[Stored records]
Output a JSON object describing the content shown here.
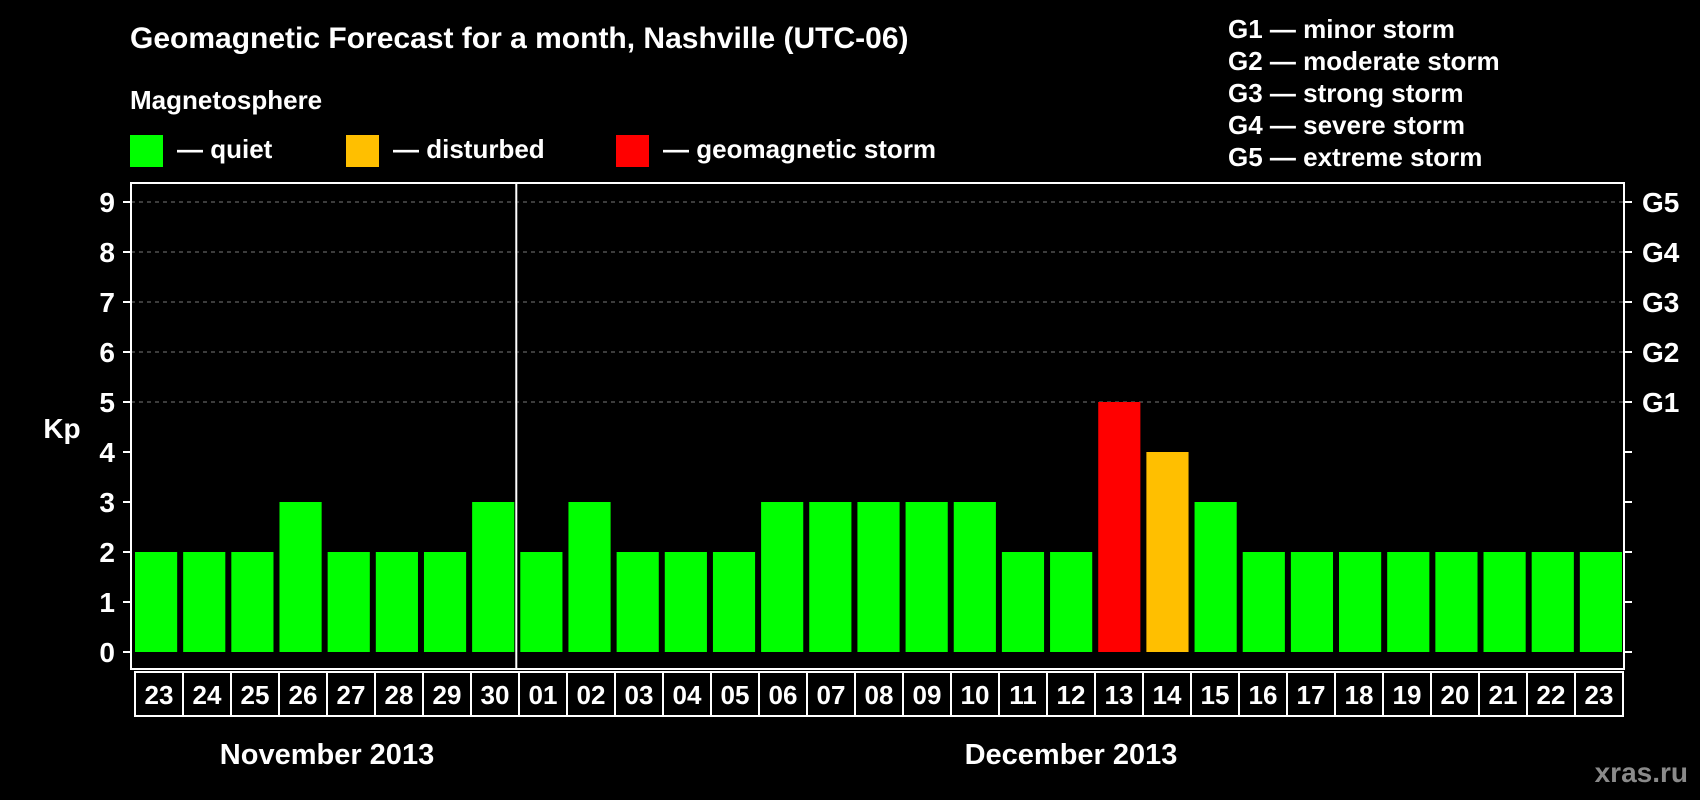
{
  "title": "Geomagnetic Forecast for a month, Nashville (UTC-06)",
  "legend": {
    "heading": "Magnetosphere",
    "items": [
      {
        "label": "— quiet",
        "color": "#00ff00"
      },
      {
        "label": "— disturbed",
        "color": "#ffbf00"
      },
      {
        "label": "— geomagnetic storm",
        "color": "#ff0000"
      }
    ]
  },
  "storm_scale": [
    "G1 — minor storm",
    "G2 — moderate storm",
    "G3 — strong storm",
    "G4 — severe storm",
    "G5 — extreme storm"
  ],
  "watermark": "xras.ru",
  "chart_data": {
    "type": "bar",
    "ylabel": "Kp",
    "ylim": [
      0,
      9
    ],
    "yticks": [
      "0",
      "1",
      "2",
      "3",
      "4",
      "5",
      "6",
      "7",
      "8",
      "9"
    ],
    "right_axis": [
      {
        "kp": 5,
        "label": "G1"
      },
      {
        "kp": 6,
        "label": "G2"
      },
      {
        "kp": 7,
        "label": "G3"
      },
      {
        "kp": 8,
        "label": "G4"
      },
      {
        "kp": 9,
        "label": "G5"
      }
    ],
    "grid": "dashed horizontal at 5-9",
    "months": [
      {
        "label": "November 2013",
        "days": [
          "23",
          "24",
          "25",
          "26",
          "27",
          "28",
          "29",
          "30"
        ]
      },
      {
        "label": "December 2013",
        "days": [
          "01",
          "02",
          "03",
          "04",
          "05",
          "06",
          "07",
          "08",
          "09",
          "10",
          "11",
          "12",
          "13",
          "14",
          "15",
          "16",
          "17",
          "18",
          "19",
          "20",
          "21",
          "22",
          "23"
        ]
      }
    ],
    "categories": [
      "23",
      "24",
      "25",
      "26",
      "27",
      "28",
      "29",
      "30",
      "01",
      "02",
      "03",
      "04",
      "05",
      "06",
      "07",
      "08",
      "09",
      "10",
      "11",
      "12",
      "13",
      "14",
      "15",
      "16",
      "17",
      "18",
      "19",
      "20",
      "21",
      "22",
      "23"
    ],
    "values": [
      2,
      2,
      2,
      3,
      2,
      2,
      2,
      3,
      2,
      3,
      2,
      2,
      2,
      3,
      3,
      3,
      3,
      3,
      2,
      2,
      5,
      4,
      3,
      2,
      2,
      2,
      2,
      2,
      2,
      2,
      2
    ]
  }
}
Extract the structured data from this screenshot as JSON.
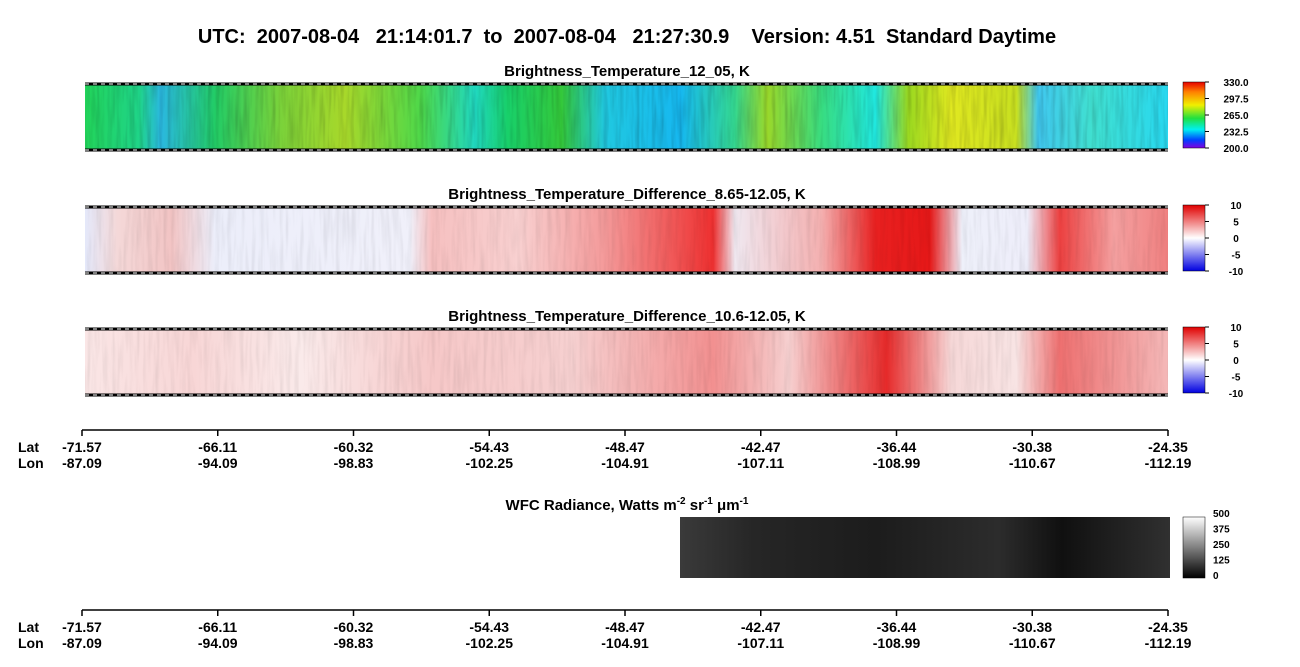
{
  "header": {
    "title": "UTC:  2007-08-04   21:14:01.7  to  2007-08-04   21:27:30.9    Version: 4.51  Standard Daytime"
  },
  "panels": [
    {
      "title": "Brightness_Temperature_12_05, K",
      "colorbar": [
        "330.0",
        "297.5",
        "265.0",
        "232.5",
        "200.0"
      ]
    },
    {
      "title": "Brightness_Temperature_Difference_8.65-12.05, K",
      "colorbar": [
        "10",
        "5",
        "0",
        "-5",
        "-10"
      ]
    },
    {
      "title": "Brightness_Temperature_Difference_10.6-12.05, K",
      "colorbar": [
        "10",
        "5",
        "0",
        "-5",
        "-10"
      ]
    }
  ],
  "wfc": {
    "title": [
      {
        "text": "WFC Radiance, Watts m"
      },
      {
        "sup": "-2"
      },
      {
        "text": " sr"
      },
      {
        "sup": "-1"
      },
      {
        "text": " μm"
      },
      {
        "sup": "-1"
      }
    ],
    "colorbar": [
      "500",
      "375",
      "250",
      "125",
      "0"
    ]
  },
  "axes": [
    {
      "lat_label": "Lat",
      "lon_label": "Lon",
      "lat": [
        "-71.57",
        "-66.11",
        "-60.32",
        "-54.43",
        "-48.47",
        "-42.47",
        "-36.44",
        "-30.38",
        "-24.35"
      ],
      "lon": [
        "-87.09",
        "-94.09",
        "-98.83",
        "-102.25",
        "-104.91",
        "-107.11",
        "-108.99",
        "-110.67",
        "-112.19"
      ]
    },
    {
      "lat_label": "Lat",
      "lon_label": "Lon",
      "lat": [
        "-71.57",
        "-66.11",
        "-60.32",
        "-54.43",
        "-48.47",
        "-42.47",
        "-36.44",
        "-30.38",
        "-24.35"
      ],
      "lon": [
        "-87.09",
        "-94.09",
        "-98.83",
        "-102.25",
        "-104.91",
        "-107.11",
        "-108.99",
        "-110.67",
        "-112.19"
      ]
    }
  ]
}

[Work to do]: Print every entry above again without changing a word, and omit the pictures.

[Final result]:
Output a JSON object describing the content shown here.
{
  "title": "Geomagnetic Forecast for a month, Nashville (UTC-06)",
  "legend": {
    "heading": "Magnetosphere",
    "items": [
      {
        "label": "— quiet",
        "color": "#00ff00"
      },
      {
        "label": "— disturbed",
        "color": "#ffbf00"
      },
      {
        "label": "— geomagnetic storm",
        "color": "#ff0000"
      }
    ]
  },
  "storm_scale": [
    "G1 — minor storm",
    "G2 — moderate storm",
    "G3 — strong storm",
    "G4 — severe storm",
    "G5 — extreme storm"
  ],
  "watermark": "xras.ru",
  "chart_data": {
    "type": "bar",
    "ylabel": "Kp",
    "ylim": [
      0,
      9
    ],
    "yticks": [
      "0",
      "1",
      "2",
      "3",
      "4",
      "5",
      "6",
      "7",
      "8",
      "9"
    ],
    "right_axis": [
      {
        "kp": 5,
        "label": "G1"
      },
      {
        "kp": 6,
        "label": "G2"
      },
      {
        "kp": 7,
        "label": "G3"
      },
      {
        "kp": 8,
        "label": "G4"
      },
      {
        "kp": 9,
        "label": "G5"
      }
    ],
    "grid": "dashed horizontal at 5-9",
    "months": [
      {
        "label": "November 2013",
        "days": [
          "23",
          "24",
          "25",
          "26",
          "27",
          "28",
          "29",
          "30"
        ]
      },
      {
        "label": "December 2013",
        "days": [
          "01",
          "02",
          "03",
          "04",
          "05",
          "06",
          "07",
          "08",
          "09",
          "10",
          "11",
          "12",
          "13",
          "14",
          "15",
          "16",
          "17",
          "18",
          "19",
          "20",
          "21",
          "22",
          "23"
        ]
      }
    ],
    "categories": [
      "23",
      "24",
      "25",
      "26",
      "27",
      "28",
      "29",
      "30",
      "01",
      "02",
      "03",
      "04",
      "05",
      "06",
      "07",
      "08",
      "09",
      "10",
      "11",
      "12",
      "13",
      "14",
      "15",
      "16",
      "17",
      "18",
      "19",
      "20",
      "21",
      "22",
      "23"
    ],
    "values": [
      2,
      2,
      2,
      3,
      2,
      2,
      2,
      3,
      2,
      3,
      2,
      2,
      2,
      3,
      3,
      3,
      3,
      3,
      2,
      2,
      5,
      4,
      3,
      2,
      2,
      2,
      2,
      2,
      2,
      2,
      2
    ]
  }
}
Extract the structured data from this screenshot as JSON.
{
  "header": {
    "title": "UTC:  2007-08-04   21:14:01.7  to  2007-08-04   21:27:30.9    Version: 4.51  Standard Daytime"
  },
  "panels": [
    {
      "title": "Brightness_Temperature_12_05, K",
      "colorbar": [
        "330.0",
        "297.5",
        "265.0",
        "232.5",
        "200.0"
      ]
    },
    {
      "title": "Brightness_Temperature_Difference_8.65-12.05, K",
      "colorbar": [
        "10",
        "5",
        "0",
        "-5",
        "-10"
      ]
    },
    {
      "title": "Brightness_Temperature_Difference_10.6-12.05, K",
      "colorbar": [
        "10",
        "5",
        "0",
        "-5",
        "-10"
      ]
    }
  ],
  "wfc": {
    "title": [
      {
        "text": "WFC Radiance, Watts m"
      },
      {
        "sup": "-2"
      },
      {
        "text": " sr"
      },
      {
        "sup": "-1"
      },
      {
        "text": " μm"
      },
      {
        "sup": "-1"
      }
    ],
    "colorbar": [
      "500",
      "375",
      "250",
      "125",
      "0"
    ]
  },
  "axes": [
    {
      "lat_label": "Lat",
      "lon_label": "Lon",
      "lat": [
        "-71.57",
        "-66.11",
        "-60.32",
        "-54.43",
        "-48.47",
        "-42.47",
        "-36.44",
        "-30.38",
        "-24.35"
      ],
      "lon": [
        "-87.09",
        "-94.09",
        "-98.83",
        "-102.25",
        "-104.91",
        "-107.11",
        "-108.99",
        "-110.67",
        "-112.19"
      ]
    },
    {
      "lat_label": "Lat",
      "lon_label": "Lon",
      "lat": [
        "-71.57",
        "-66.11",
        "-60.32",
        "-54.43",
        "-48.47",
        "-42.47",
        "-36.44",
        "-30.38",
        "-24.35"
      ],
      "lon": [
        "-87.09",
        "-94.09",
        "-98.83",
        "-102.25",
        "-104.91",
        "-107.11",
        "-108.99",
        "-110.67",
        "-112.19"
      ]
    }
  ]
}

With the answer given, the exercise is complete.